- [TASK REQUIREMENTS]
Copy out every record precisely.

- [SOURCE RECORDS]

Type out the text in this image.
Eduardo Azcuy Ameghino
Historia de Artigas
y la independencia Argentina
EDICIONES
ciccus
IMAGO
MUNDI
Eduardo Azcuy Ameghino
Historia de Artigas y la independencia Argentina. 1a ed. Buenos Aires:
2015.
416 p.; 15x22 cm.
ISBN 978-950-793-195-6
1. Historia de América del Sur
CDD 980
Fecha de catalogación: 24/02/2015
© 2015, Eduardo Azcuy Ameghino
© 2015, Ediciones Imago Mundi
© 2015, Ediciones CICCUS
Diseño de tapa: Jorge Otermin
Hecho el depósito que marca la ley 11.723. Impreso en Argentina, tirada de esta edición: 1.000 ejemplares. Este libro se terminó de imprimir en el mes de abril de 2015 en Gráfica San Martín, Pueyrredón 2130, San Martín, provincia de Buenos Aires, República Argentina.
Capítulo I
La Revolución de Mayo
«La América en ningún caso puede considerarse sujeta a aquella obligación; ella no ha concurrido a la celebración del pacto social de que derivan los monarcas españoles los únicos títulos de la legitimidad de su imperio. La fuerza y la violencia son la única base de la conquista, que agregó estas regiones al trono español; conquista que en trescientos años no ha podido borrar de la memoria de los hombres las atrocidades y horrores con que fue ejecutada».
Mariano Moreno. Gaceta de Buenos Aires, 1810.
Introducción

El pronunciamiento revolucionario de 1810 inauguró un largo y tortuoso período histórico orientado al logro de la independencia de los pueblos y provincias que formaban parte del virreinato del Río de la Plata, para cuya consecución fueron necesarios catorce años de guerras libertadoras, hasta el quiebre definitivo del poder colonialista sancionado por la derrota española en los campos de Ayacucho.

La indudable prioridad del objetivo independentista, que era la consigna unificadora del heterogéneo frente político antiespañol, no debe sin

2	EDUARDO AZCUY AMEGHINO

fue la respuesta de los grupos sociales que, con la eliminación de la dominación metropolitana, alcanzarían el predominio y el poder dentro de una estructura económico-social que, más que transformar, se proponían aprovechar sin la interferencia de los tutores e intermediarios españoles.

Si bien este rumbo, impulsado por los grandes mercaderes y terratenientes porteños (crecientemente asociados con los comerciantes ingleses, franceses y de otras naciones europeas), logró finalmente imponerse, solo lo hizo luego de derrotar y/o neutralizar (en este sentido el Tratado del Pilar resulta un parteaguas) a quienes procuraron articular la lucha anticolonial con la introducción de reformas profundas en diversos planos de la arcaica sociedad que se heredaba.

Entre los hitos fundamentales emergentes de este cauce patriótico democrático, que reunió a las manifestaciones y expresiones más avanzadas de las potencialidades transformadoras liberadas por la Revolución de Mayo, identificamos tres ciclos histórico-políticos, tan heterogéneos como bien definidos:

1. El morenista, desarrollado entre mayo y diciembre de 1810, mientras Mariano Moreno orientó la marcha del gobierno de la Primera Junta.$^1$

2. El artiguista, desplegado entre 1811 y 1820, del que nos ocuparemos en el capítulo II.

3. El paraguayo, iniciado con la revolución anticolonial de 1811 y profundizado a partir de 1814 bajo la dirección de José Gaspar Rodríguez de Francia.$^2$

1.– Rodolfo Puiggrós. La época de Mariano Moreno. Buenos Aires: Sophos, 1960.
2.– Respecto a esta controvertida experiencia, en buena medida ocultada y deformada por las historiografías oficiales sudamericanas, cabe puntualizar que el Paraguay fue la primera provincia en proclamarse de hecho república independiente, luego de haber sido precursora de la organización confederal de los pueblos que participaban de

- [REPLY]
Type out the text in this image.
Eduardo Azcuy Ameghino
Historia de Artigas
y la independencia Argentina
EDICIONES
ciccus
IMAGO
MUNDI
Eduardo Azcuy Ameghino
Historia de Artigas y la independencia Argentina. 1a ed. Buenos Aires:
2015.
416 p.; 15x22 cm.
ISBN 978-950-793-195-6
1. Historia de América del Sur
CDD 980
Fecha de catalogación: 24/02/2015
© 2015, Eduardo Azcuy Ameghino
© 2015, Ediciones Imago Mundi
© 2015, Ediciones CICCUS
Diseño de tapa: Jorge Otermin
Hecho el depósito que marca la ley 11.723. Impreso en Argentina, tirada de esta edición: 1.000 ejemplares. Este libro se terminó de imprimir en el mes de abril de 2015 en Gráfica San Martín, Pueyrredón 2130, San Martín, provincia de Buenos Aires, República Argentina.
Capítulo I
La Revolución de Mayo
«La América en ningún caso puede considerarse sujeta a aquella obligación; ella no ha concurrido a la celebración del pacto social de que derivan los monarcas españoles los únicos títulos de la legitimidad de su imperio. La fuerza y la violencia son la única base de la conquista, que agregó estas regiones al trono español; conquista que en trescientos años no ha podido borrar de la memoria de los hombres las atrocidades y horrores con que fue ejecutada».
Mariano Moreno. Gaceta de Buenos Aires, 1810.
Introducción

El pronunciamiento revolucionario de 1810 inauguró un largo y tortuoso período histórico orientado al logro de la independencia de los pueblos y provincias que formaban parte del virreinato del Río de la Plata, para cuya consecución fueron necesarios catorce años de guerras libertadoras, hasta el quiebre definitivo del poder colonialista sancionado por la derrota española en los campos de Ayacucho.

La indudable prioridad del objetivo independentista, que era la consigna unificadora del heterogéneo frente político antiespañol, no debe sin

2	EDUARDO AZCUY AMEGHINO

fue la respuesta de los grupos sociales que, con la eliminación de la dominación metropolitana, alcanzarían el predominio y el poder dentro de una estructura económico-social que, más que transformar, se proponían aprovechar sin la interferencia de los tutores e intermediarios españoles.

Si bien este rumbo, impulsado por los grandes mercaderes y terratenientes porteños (crecientemente asociados con los comerciantes ingleses, franceses y de otras naciones europeas), logró finalmente imponerse, solo lo hizo luego de derrotar y/o neutralizar (en este sentido el Tratado del Pilar resulta un parteaguas) a quienes procuraron articular la lucha anticolonial con la introducción de reformas profundas en diversos planos de la arcaica sociedad que se heredaba.

Entre los hitos fundamentales emergentes de este cauce patriótico democrático, que reunió a las manifestaciones y expresiones más avanzadas de las potencialidades transformadoras liberadas por la Revolución de Mayo, identificamos tres ciclos histórico-políticos, tan heterogéneos como bien definidos:

1. El morenista, desarrollado entre mayo y diciembre de 1810, mientras Mariano Moreno orientó la marcha del gobierno de la Primera Junta.$^1$

2. El artiguista, desplegado entre 1811 y 1820, del que nos ocuparemos en el capítulo II.

3. El paraguayo, iniciado con la revolución anticolonial de 1811 y profundizado a partir de 1814 bajo la dirección de José Gaspar Rodríguez de Francia.$^2$

1.– Rodolfo Puiggrós. La época de Mariano Moreno. Buenos Aires: Sophos, 1960.
2.– Respecto a esta controvertida experiencia, en buena medida ocultada y deformada por las historiografías oficiales sudamericanas, cabe puntualizar que el Paraguay fue la primera provincia en proclamarse de hecho república independiente, luego de haber sido precursora de la organización confederal de los pueblos que participaban de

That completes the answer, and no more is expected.